━━ Extracted records ━━
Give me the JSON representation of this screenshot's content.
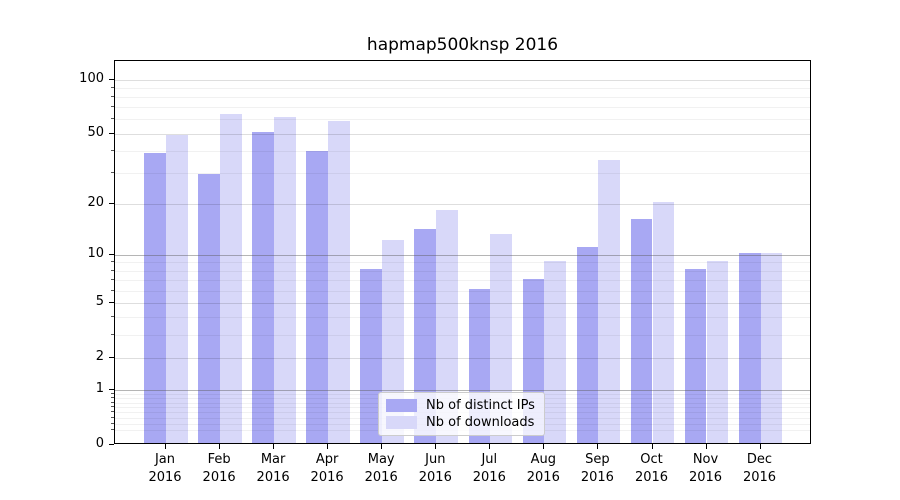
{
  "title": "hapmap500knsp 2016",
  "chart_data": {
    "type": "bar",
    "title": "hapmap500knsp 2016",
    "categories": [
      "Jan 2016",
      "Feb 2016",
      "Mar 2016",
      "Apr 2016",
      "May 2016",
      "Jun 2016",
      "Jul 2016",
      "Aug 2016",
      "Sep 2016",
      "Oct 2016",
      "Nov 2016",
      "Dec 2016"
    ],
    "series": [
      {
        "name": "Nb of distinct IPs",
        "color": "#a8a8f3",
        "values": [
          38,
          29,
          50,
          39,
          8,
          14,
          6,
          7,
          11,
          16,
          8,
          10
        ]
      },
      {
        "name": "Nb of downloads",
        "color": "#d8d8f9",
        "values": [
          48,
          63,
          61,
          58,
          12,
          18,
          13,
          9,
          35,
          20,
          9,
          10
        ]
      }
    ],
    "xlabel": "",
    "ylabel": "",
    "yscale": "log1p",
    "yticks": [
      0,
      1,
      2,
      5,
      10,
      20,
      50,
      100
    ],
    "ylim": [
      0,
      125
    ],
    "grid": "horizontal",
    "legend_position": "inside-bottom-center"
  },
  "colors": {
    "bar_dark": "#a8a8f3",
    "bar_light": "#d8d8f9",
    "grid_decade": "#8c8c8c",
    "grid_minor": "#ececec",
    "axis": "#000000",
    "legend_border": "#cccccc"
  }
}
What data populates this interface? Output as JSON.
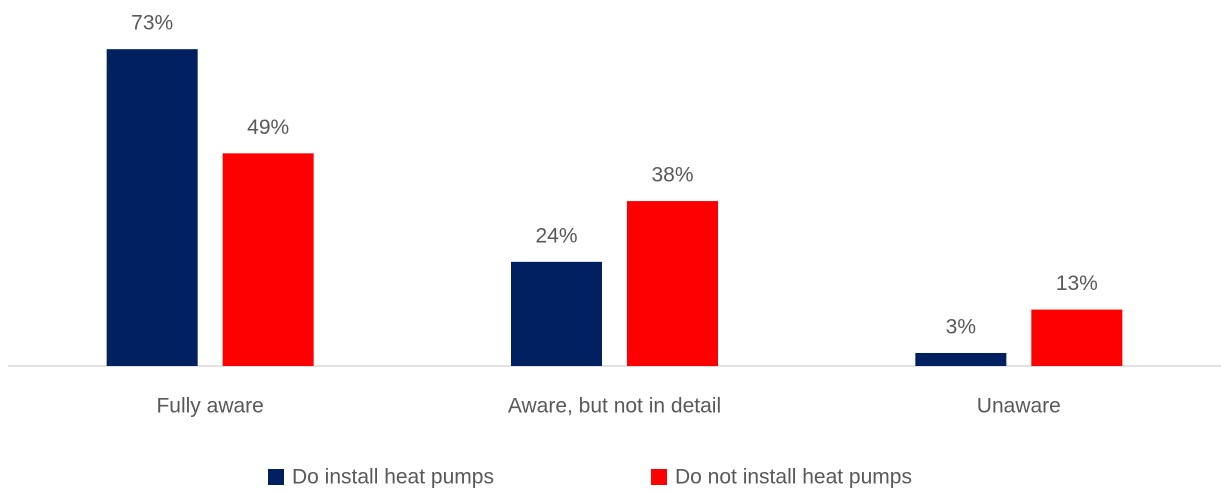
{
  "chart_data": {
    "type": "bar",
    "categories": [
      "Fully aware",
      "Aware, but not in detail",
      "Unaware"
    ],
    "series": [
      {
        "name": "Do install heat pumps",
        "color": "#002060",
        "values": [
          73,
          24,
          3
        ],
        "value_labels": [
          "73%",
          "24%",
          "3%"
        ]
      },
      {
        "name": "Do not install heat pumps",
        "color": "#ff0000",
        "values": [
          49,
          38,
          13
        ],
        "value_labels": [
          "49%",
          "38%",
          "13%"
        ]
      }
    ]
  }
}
━━━
What is asked
Copy the records exactly. Skip the pictures.

Exercise solution
Give me the JSON representation of this screenshot's content.
{
  "title": "hapmap500knsp 2016",
  "chart_data": {
    "type": "bar",
    "title": "hapmap500knsp 2016",
    "categories": [
      "Jan 2016",
      "Feb 2016",
      "Mar 2016",
      "Apr 2016",
      "May 2016",
      "Jun 2016",
      "Jul 2016",
      "Aug 2016",
      "Sep 2016",
      "Oct 2016",
      "Nov 2016",
      "Dec 2016"
    ],
    "series": [
      {
        "name": "Nb of distinct IPs",
        "color": "#a8a8f3",
        "values": [
          38,
          29,
          50,
          39,
          8,
          14,
          6,
          7,
          11,
          16,
          8,
          10
        ]
      },
      {
        "name": "Nb of downloads",
        "color": "#d8d8f9",
        "values": [
          48,
          63,
          61,
          58,
          12,
          18,
          13,
          9,
          35,
          20,
          9,
          10
        ]
      }
    ],
    "xlabel": "",
    "ylabel": "",
    "yscale": "log1p",
    "yticks": [
      0,
      1,
      2,
      5,
      10,
      20,
      50,
      100
    ],
    "ylim": [
      0,
      125
    ],
    "grid": "horizontal",
    "legend_position": "inside-bottom-center"
  },
  "colors": {
    "bar_dark": "#a8a8f3",
    "bar_light": "#d8d8f9",
    "grid_decade": "#8c8c8c",
    "grid_minor": "#ececec",
    "axis": "#000000",
    "legend_border": "#cccccc"
  }
}
What data populates this interface? Output as JSON.
{
  "chart_data": {
    "type": "bar",
    "categories": [
      "Fully aware",
      "Aware, but not in detail",
      "Unaware"
    ],
    "series": [
      {
        "name": "Do install heat pumps",
        "color": "#002060",
        "values": [
          73,
          24,
          3
        ],
        "value_labels": [
          "73%",
          "24%",
          "3%"
        ]
      },
      {
        "name": "Do not install heat pumps",
        "color": "#ff0000",
        "values": [
          49,
          38,
          13
        ],
        "value_labels": [
          "49%",
          "38%",
          "13%"
        ]
      }
    ]
  }
}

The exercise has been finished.